## WHAT THE TASK REQUIRES
In the first listing below, copy out word for word the lines starting at the one containing "notice-line: This Dissertation" and ending at the one containing "title-line: DESIGN AIDS".

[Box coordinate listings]
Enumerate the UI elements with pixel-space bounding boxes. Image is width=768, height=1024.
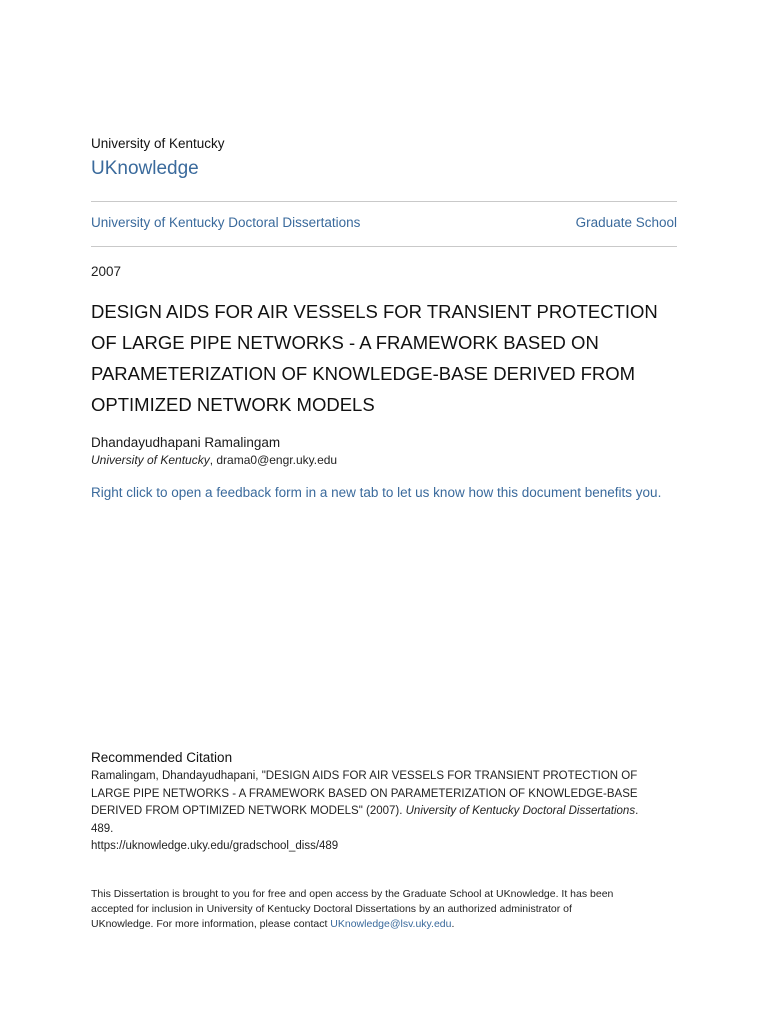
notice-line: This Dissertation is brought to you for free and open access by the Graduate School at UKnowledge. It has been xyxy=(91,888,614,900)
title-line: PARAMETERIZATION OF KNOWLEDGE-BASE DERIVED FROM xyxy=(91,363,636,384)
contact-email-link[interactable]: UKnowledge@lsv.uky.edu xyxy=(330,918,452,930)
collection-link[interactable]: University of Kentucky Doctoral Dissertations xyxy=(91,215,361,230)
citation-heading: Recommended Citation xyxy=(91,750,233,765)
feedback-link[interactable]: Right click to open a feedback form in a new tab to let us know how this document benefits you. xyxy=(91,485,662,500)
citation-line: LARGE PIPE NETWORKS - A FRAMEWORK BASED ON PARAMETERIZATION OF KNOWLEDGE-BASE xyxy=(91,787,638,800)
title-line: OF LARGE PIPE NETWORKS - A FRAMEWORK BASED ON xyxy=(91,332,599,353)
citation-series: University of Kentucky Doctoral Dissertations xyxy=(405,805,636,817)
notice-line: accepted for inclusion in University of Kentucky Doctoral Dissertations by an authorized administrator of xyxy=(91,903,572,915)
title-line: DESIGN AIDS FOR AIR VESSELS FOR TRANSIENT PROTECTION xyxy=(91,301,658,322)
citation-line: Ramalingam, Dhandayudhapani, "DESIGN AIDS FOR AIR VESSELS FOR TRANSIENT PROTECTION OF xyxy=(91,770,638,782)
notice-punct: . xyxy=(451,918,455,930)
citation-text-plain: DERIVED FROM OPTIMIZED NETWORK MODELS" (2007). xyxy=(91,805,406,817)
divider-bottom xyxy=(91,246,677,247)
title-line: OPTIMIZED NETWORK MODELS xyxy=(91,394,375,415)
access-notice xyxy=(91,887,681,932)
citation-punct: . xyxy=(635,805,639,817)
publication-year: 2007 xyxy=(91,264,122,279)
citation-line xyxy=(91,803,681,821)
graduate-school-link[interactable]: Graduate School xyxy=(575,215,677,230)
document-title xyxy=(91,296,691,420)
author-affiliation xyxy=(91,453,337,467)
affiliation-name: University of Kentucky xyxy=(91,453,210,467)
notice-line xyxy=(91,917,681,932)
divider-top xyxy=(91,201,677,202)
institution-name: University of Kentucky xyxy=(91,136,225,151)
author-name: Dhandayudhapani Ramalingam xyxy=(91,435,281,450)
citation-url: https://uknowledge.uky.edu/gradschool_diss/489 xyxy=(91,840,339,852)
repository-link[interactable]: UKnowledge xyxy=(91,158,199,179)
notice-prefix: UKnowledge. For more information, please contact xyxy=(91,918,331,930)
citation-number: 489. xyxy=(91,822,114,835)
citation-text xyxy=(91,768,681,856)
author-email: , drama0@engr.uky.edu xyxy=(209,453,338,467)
---
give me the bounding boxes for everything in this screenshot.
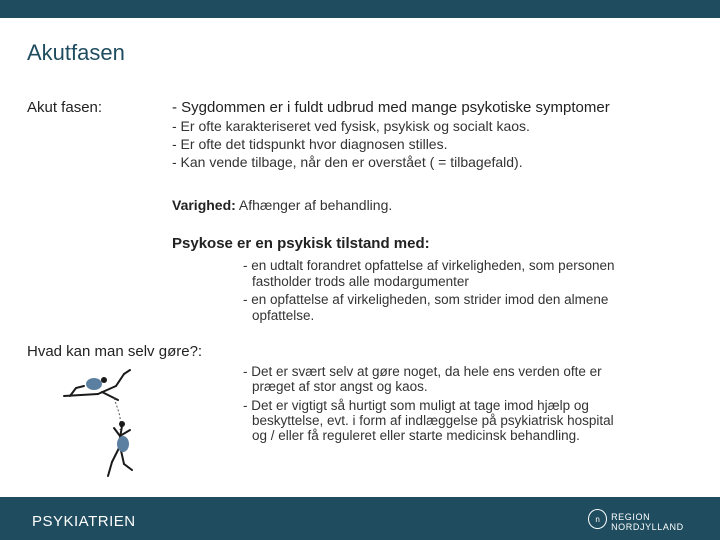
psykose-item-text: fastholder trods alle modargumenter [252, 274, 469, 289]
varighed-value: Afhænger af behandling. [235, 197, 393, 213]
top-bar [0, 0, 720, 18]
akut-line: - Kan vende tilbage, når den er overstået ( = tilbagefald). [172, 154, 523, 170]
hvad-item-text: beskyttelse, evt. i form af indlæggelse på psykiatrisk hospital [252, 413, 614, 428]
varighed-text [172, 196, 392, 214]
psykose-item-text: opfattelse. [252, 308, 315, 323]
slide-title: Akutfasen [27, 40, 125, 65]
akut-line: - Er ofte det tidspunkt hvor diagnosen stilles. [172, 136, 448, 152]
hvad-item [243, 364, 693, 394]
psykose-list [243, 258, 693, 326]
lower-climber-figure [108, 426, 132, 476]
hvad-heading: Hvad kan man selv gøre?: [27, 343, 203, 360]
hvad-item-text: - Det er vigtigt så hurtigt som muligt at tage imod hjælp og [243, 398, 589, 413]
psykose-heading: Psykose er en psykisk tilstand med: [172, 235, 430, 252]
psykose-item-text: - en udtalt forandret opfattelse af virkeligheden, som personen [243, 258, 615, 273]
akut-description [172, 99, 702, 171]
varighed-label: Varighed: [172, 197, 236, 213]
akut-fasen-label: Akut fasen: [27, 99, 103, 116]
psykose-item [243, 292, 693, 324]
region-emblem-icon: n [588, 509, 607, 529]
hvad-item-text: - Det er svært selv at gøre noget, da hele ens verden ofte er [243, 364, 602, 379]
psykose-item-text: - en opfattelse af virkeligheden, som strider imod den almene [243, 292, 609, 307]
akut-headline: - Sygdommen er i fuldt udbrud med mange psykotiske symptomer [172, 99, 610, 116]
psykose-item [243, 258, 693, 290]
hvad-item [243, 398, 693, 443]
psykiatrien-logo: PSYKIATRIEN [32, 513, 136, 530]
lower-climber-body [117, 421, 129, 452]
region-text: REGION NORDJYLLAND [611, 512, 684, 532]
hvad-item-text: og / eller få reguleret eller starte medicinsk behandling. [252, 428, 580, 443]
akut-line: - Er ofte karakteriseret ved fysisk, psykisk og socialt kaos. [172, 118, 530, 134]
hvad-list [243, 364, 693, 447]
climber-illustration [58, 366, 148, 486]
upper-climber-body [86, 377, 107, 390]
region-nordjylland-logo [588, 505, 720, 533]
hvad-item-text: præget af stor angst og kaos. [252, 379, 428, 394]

## THE RESPONSE
notice-line: This Dissertation is brought to you for free and open access by the Graduate School at UKnowledge. It has been xyxy=(91,888,614,900)
title-line: PARAMETERIZATION OF KNOWLEDGE-BASE DERIVED FROM xyxy=(91,363,636,384)
contact-email-link[interactable]: UKnowledge@lsv.uky.edu xyxy=(330,918,452,930)
collection-link[interactable]: University of Kentucky Doctoral Dissertations xyxy=(91,215,361,230)
citation-heading: Recommended Citation xyxy=(91,750,233,765)
feedback-link[interactable]: Right click to open a feedback form in a new tab to let us know how this document benefits you. xyxy=(91,485,662,500)
citation-line: LARGE PIPE NETWORKS - A FRAMEWORK BASED ON PARAMETERIZATION OF KNOWLEDGE-BASE xyxy=(91,787,638,800)
title-line: OF LARGE PIPE NETWORKS - A FRAMEWORK BASED ON xyxy=(91,332,599,353)
citation-series: University of Kentucky Doctoral Dissertations xyxy=(405,805,636,817)
notice-line: accepted for inclusion in University of Kentucky Doctoral Dissertations by an authorized administrator of xyxy=(91,903,572,915)
title-line: DESIGN AIDS FOR AIR VESSELS FOR TRANSIENT PROTECTION xyxy=(91,301,658,322)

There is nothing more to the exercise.